• _Your goal_: Across the entries below, how many lines contain the string "Hand"? Give only the count.

Source records:
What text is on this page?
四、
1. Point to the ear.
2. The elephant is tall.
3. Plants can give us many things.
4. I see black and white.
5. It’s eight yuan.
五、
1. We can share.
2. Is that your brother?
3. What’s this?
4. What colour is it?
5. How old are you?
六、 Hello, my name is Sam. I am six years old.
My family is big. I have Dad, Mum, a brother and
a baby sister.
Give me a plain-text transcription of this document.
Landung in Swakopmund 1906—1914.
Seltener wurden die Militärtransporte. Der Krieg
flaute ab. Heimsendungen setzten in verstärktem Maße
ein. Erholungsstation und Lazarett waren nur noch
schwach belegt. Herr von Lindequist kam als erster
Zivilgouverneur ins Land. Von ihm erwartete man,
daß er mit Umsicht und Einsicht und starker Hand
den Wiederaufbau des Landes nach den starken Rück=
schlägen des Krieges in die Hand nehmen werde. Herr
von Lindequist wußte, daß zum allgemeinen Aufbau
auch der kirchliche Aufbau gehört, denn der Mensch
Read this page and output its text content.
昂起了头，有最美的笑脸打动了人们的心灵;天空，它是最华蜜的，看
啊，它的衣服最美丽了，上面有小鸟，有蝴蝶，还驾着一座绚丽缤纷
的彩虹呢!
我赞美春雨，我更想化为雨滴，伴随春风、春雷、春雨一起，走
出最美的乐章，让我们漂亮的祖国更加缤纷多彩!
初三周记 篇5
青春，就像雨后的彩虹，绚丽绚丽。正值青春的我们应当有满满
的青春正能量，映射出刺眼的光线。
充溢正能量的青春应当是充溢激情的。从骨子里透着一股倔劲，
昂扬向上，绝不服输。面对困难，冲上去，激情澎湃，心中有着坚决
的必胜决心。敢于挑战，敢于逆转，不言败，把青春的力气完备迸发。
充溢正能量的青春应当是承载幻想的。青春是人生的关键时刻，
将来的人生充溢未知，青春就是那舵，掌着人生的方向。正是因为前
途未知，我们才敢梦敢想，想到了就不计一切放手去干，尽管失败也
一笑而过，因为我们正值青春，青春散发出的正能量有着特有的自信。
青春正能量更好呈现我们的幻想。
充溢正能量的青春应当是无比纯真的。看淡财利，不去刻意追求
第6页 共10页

• _The response_: 2